◆ Do this: Exclude the pictures and reproduce the remaining data exactly as written.
BEGIN Given information
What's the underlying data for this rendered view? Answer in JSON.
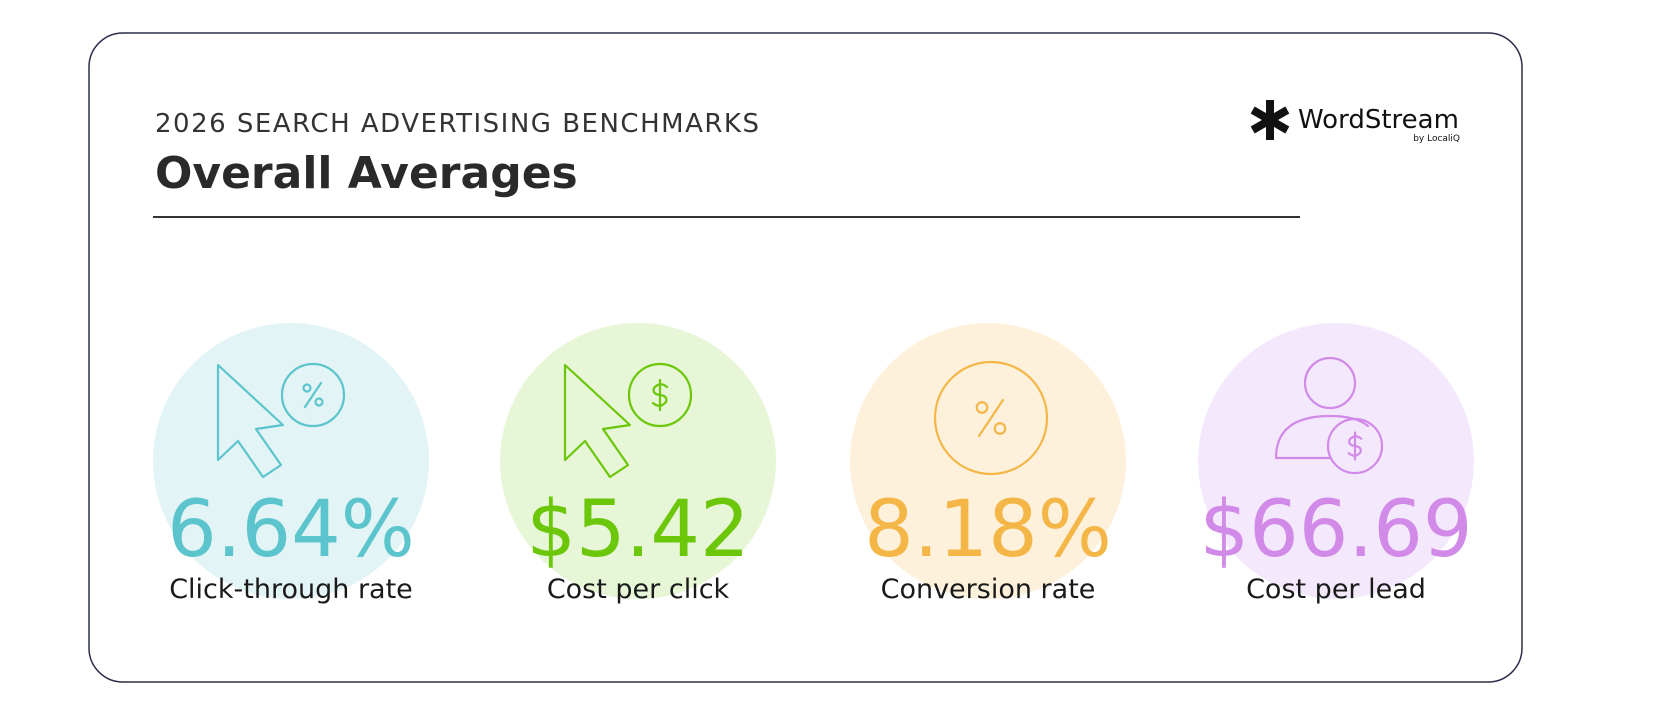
{
  "header": {
    "subtitle": "2026 SEARCH ADVERTISING BENCHMARKS",
    "title": "Overall Averages"
  },
  "logo": {
    "name": "WordStream",
    "byline": "by LocaliQ"
  },
  "stats": [
    {
      "value": "6.64%",
      "label": "Click-through rate"
    },
    {
      "value": "$5.42",
      "label": "Cost per click"
    },
    {
      "value": "8.18%",
      "label": "Conversion rate"
    },
    {
      "value": "$66.69",
      "label": "Cost per lead"
    }
  ]
}
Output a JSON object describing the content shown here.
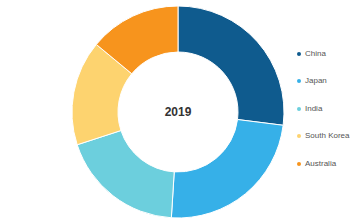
END Given information
◆ Output of the exercise:
What's the underlying data for this rendered view? Answer in JSON.
{
  "header": {
    "subtitle": "2026 SEARCH ADVERTISING BENCHMARKS",
    "title": "Overall Averages"
  },
  "logo": {
    "name": "WordStream",
    "byline": "by LocaliQ"
  },
  "stats": [
    {
      "value": "6.64%",
      "label": "Click-through rate"
    },
    {
      "value": "$5.42",
      "label": "Cost per click"
    },
    {
      "value": "8.18%",
      "label": "Conversion rate"
    },
    {
      "value": "$66.69",
      "label": "Cost per lead"
    }
  ]
}
Output a JSON object describing the content shown here.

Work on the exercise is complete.